→ REQUIREMENT: Please relabel the material below by changing every "y-tick-label" to "y-axis-label" and leaving all else untouched.

→ INPUT:
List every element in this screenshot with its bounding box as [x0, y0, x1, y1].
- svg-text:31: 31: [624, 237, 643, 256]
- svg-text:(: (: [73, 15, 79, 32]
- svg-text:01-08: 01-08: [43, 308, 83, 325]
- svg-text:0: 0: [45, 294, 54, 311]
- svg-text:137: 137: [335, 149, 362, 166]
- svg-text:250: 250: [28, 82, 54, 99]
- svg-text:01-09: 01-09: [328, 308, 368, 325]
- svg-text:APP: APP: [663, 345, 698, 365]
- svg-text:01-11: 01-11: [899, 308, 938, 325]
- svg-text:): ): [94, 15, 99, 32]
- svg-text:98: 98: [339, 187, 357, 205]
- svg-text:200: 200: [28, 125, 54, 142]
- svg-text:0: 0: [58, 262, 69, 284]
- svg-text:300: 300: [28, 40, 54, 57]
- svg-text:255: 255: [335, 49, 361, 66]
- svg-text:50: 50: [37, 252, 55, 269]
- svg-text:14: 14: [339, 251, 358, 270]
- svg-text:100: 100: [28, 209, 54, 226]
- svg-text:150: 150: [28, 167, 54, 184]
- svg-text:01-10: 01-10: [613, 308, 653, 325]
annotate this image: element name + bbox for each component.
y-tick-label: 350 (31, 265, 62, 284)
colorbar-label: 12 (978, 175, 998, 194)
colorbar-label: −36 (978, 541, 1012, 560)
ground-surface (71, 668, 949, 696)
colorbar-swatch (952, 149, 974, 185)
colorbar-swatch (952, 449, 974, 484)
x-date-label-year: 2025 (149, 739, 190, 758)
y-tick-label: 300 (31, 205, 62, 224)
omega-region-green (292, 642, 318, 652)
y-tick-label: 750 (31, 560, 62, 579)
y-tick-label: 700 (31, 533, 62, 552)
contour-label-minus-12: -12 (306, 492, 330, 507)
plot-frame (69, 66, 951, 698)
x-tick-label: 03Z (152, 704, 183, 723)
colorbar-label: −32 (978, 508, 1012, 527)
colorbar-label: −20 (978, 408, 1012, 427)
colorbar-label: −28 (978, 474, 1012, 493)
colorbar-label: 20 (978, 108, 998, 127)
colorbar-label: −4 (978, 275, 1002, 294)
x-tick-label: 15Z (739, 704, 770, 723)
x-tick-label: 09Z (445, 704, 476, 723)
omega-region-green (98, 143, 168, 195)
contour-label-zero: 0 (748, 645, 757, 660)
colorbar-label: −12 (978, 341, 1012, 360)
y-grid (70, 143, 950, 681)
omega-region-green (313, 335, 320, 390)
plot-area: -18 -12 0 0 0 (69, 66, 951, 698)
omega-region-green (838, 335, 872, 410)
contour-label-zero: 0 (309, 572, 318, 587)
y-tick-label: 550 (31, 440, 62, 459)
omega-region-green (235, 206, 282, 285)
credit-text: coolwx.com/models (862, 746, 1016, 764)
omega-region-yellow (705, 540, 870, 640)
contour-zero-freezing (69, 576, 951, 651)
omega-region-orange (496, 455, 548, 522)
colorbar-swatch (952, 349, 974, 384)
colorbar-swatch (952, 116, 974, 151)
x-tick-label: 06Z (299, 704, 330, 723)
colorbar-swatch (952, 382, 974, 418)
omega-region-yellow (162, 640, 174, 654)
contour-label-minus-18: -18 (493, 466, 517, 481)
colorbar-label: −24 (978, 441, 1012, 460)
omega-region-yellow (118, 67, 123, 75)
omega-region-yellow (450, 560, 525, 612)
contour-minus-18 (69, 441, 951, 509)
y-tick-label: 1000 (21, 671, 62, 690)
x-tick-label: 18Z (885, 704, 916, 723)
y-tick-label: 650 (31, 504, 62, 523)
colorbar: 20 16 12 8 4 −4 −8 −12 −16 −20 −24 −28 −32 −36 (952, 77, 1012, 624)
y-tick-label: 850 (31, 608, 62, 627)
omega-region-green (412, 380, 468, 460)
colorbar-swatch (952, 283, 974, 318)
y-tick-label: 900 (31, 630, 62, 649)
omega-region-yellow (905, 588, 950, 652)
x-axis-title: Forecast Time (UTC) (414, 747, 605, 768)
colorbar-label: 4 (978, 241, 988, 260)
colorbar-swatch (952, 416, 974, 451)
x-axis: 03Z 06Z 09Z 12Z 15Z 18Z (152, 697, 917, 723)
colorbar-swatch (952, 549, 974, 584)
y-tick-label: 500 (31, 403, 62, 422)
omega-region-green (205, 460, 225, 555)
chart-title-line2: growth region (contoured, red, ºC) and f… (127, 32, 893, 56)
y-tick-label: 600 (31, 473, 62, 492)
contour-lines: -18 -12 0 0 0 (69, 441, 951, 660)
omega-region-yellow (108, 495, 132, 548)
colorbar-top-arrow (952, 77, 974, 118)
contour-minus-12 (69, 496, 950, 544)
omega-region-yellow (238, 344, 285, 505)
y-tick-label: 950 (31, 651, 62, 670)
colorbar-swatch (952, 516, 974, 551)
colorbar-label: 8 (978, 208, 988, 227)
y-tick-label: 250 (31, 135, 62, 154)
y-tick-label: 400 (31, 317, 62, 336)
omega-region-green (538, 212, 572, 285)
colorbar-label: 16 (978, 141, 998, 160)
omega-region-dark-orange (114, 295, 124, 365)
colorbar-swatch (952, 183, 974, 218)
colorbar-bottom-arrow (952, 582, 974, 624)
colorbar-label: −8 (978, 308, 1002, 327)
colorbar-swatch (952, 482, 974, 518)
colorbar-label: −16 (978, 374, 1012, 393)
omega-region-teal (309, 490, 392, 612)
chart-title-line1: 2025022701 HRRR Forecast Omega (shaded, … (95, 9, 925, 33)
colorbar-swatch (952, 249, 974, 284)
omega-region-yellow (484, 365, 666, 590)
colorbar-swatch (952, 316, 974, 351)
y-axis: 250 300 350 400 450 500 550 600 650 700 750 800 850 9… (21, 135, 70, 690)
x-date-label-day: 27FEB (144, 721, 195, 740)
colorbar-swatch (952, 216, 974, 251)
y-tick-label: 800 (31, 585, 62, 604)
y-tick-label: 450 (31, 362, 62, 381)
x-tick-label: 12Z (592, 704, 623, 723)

→ THE RESULT:
List every element in this screenshot with its bounding box as [x0, y0, x1, y1].
- svg-text:31: 31: [624, 237, 643, 256]
- svg-text:(: (: [73, 15, 79, 32]
- svg-text:01-08: 01-08: [43, 308, 83, 325]
- svg-text:0: 0: [45, 294, 54, 311]
- svg-text:137: 137: [335, 149, 362, 166]
- svg-text:250: 250: [28, 82, 54, 99]
- svg-text:01-09: 01-09: [328, 308, 368, 325]
- svg-text:APP: APP: [663, 345, 698, 365]
- svg-text:01-11: 01-11: [899, 308, 938, 325]
- svg-text:): ): [94, 15, 99, 32]
- svg-text:98: 98: [339, 187, 357, 205]
- svg-text:200: 200: [28, 125, 54, 142]
- svg-text:0: 0: [58, 262, 69, 284]
- svg-text:300: 300: [28, 40, 54, 57]
- svg-text:255: 255: [335, 49, 361, 66]
- svg-text:50: 50: [37, 252, 55, 269]
- svg-text:14: 14: [339, 251, 358, 270]
- svg-text:100: 100: [28, 209, 54, 226]
- svg-text:150: 150: [28, 167, 54, 184]
- svg-text:01-10: 01-10: [613, 308, 653, 325]
annotate this image: element name + bbox for each component.
y-axis-label: 350 (31, 265, 62, 284)
colorbar-label: 12 (978, 175, 998, 194)
colorbar-label: −36 (978, 541, 1012, 560)
ground-surface (71, 668, 949, 696)
colorbar-swatch (952, 149, 974, 185)
colorbar-swatch (952, 449, 974, 484)
x-date-label-year: 2025 (149, 739, 190, 758)
y-axis-label: 300 (31, 205, 62, 224)
omega-region-green (292, 642, 318, 652)
y-axis-label: 750 (31, 560, 62, 579)
y-axis-label: 700 (31, 533, 62, 552)
contour-label-minus-12: -12 (306, 492, 330, 507)
plot-frame (69, 66, 951, 698)
x-tick-label: 03Z (152, 704, 183, 723)
colorbar-label: −32 (978, 508, 1012, 527)
colorbar-label: −20 (978, 408, 1012, 427)
colorbar-label: −28 (978, 474, 1012, 493)
colorbar-label: 20 (978, 108, 998, 127)
colorbar-label: −4 (978, 275, 1002, 294)
x-tick-label: 15Z (739, 704, 770, 723)
x-tick-label: 09Z (445, 704, 476, 723)
omega-region-green (98, 143, 168, 195)
contour-label-zero: 0 (748, 645, 757, 660)
colorbar-label: −12 (978, 341, 1012, 360)
y-grid (70, 143, 950, 681)
omega-region-green (313, 335, 320, 390)
plot-area: -18 -12 0 0 0 (69, 66, 951, 698)
omega-region-green (838, 335, 872, 410)
contour-label-zero: 0 (309, 572, 318, 587)
y-axis-label: 550 (31, 440, 62, 459)
omega-region-green (235, 206, 282, 285)
credit-text: coolwx.com/models (862, 746, 1016, 764)
omega-region-yellow (705, 540, 870, 640)
contour-zero-freezing (69, 576, 951, 651)
omega-region-orange (496, 455, 548, 522)
colorbar-swatch (952, 349, 974, 384)
colorbar-swatch (952, 116, 974, 151)
x-tick-label: 06Z (299, 704, 330, 723)
colorbar-swatch (952, 382, 974, 418)
omega-region-yellow (162, 640, 174, 654)
contour-label-minus-18: -18 (493, 466, 517, 481)
colorbar-label: −24 (978, 441, 1012, 460)
omega-region-yellow (118, 67, 123, 75)
omega-region-yellow (450, 560, 525, 612)
contour-minus-18 (69, 441, 951, 509)
y-axis-label: 1000 (21, 671, 62, 690)
x-tick-label: 18Z (885, 704, 916, 723)
y-axis-label: 650 (31, 504, 62, 523)
colorbar: 20 16 12 8 4 −4 −8 −12 −16 −20 −24 −28 −32 −36 (952, 77, 1012, 624)
y-axis-label: 850 (31, 608, 62, 627)
omega-region-green (412, 380, 468, 460)
colorbar-swatch (952, 283, 974, 318)
y-axis-label: 900 (31, 630, 62, 649)
omega-region-yellow (905, 588, 950, 652)
x-axis-title: Forecast Time (UTC) (414, 747, 605, 768)
colorbar-label: 4 (978, 241, 988, 260)
colorbar-swatch (952, 416, 974, 451)
x-axis: 03Z 06Z 09Z 12Z 15Z 18Z (152, 697, 917, 723)
colorbar-swatch (952, 549, 974, 584)
y-axis-label: 500 (31, 403, 62, 422)
omega-region-green (205, 460, 225, 555)
chart-title-line2: growth region (contoured, red, ºC) and f… (127, 32, 893, 56)
y-axis-label: 600 (31, 473, 62, 492)
contour-lines: -18 -12 0 0 0 (69, 441, 951, 660)
omega-region-yellow (108, 495, 132, 548)
colorbar-top-arrow (952, 77, 974, 118)
contour-minus-12 (69, 496, 950, 544)
omega-region-yellow (238, 344, 285, 505)
y-axis-label: 950 (31, 651, 62, 670)
colorbar-swatch (952, 516, 974, 551)
colorbar-label: 8 (978, 208, 988, 227)
y-axis-label: 250 (31, 135, 62, 154)
y-axis-label: 400 (31, 317, 62, 336)
omega-region-green (538, 212, 572, 285)
colorbar-label: 16 (978, 141, 998, 160)
omega-region-dark-orange (114, 295, 124, 365)
colorbar-swatch (952, 183, 974, 218)
colorbar-bottom-arrow (952, 582, 974, 624)
colorbar-label: −8 (978, 308, 1002, 327)
colorbar-swatch (952, 482, 974, 518)
colorbar-label: −16 (978, 374, 1012, 393)
omega-region-teal (309, 490, 392, 612)
chart-title-line1: 2025022701 HRRR Forecast Omega (shaded, … (95, 9, 925, 33)
colorbar-swatch (952, 249, 974, 284)
omega-region-yellow (484, 365, 666, 590)
colorbar-swatch (952, 316, 974, 351)
y-axis: 250 300 350 400 450 500 550 600 650 700 750 800 850 9… (21, 135, 70, 690)
x-date-label-day: 27FEB (144, 721, 195, 740)
colorbar-swatch (952, 216, 974, 251)
y-axis-label: 800 (31, 585, 62, 604)
y-axis-label: 450 (31, 362, 62, 381)
x-tick-label: 12Z (592, 704, 623, 723)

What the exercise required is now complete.